Exercise details: Review the material line by line. Identify and copy every line that contains the string "vami".

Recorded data
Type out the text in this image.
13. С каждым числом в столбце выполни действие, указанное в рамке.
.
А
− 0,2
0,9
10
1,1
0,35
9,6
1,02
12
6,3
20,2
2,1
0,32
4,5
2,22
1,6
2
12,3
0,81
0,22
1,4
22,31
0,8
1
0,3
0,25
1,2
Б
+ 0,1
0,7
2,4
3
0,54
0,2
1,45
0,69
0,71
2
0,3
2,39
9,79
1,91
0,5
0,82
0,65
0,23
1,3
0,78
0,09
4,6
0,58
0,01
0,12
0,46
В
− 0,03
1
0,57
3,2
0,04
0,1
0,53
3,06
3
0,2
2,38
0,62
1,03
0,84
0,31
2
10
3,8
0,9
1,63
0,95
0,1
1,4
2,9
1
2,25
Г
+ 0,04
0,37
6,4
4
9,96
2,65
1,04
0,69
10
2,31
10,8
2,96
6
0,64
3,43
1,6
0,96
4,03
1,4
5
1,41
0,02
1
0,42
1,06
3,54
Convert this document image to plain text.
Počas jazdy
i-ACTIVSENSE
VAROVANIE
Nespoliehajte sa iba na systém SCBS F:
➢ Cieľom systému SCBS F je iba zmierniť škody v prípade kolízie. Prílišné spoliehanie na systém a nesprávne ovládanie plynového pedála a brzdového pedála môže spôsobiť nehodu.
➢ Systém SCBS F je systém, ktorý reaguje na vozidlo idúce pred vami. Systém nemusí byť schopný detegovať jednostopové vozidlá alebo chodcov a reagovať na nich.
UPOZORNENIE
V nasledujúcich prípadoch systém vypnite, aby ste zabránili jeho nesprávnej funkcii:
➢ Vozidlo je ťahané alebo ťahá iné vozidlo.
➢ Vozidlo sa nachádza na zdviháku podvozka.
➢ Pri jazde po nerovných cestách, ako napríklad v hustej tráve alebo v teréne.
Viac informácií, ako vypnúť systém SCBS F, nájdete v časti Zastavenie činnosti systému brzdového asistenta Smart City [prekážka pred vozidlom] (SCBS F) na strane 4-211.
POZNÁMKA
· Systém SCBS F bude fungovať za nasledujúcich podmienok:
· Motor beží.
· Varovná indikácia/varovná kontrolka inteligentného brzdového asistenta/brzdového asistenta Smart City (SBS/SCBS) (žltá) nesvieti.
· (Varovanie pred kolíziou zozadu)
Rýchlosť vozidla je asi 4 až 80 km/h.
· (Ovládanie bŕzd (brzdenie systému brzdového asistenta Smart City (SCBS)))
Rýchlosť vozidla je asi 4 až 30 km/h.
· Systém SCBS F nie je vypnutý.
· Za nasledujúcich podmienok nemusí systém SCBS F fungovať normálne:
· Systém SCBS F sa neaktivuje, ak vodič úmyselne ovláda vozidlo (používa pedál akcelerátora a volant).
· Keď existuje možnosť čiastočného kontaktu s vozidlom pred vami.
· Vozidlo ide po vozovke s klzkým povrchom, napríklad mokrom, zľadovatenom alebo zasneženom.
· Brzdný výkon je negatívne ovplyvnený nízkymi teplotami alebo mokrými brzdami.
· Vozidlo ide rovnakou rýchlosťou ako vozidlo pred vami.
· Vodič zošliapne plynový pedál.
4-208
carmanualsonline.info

Task solution:
➢ Systém SCBS F je systém, ktorý reaguje na vozidlo idúce pred vami. Systém nemusí byť schopný detegovať jednostopové vozidlá alebo chodcov a reagovať na nich.
· Keď existuje možnosť čiastočného kontaktu s vozidlom pred vami.
· Vozidlo ide rovnakou rýchlosťou ako vozidlo pred vami.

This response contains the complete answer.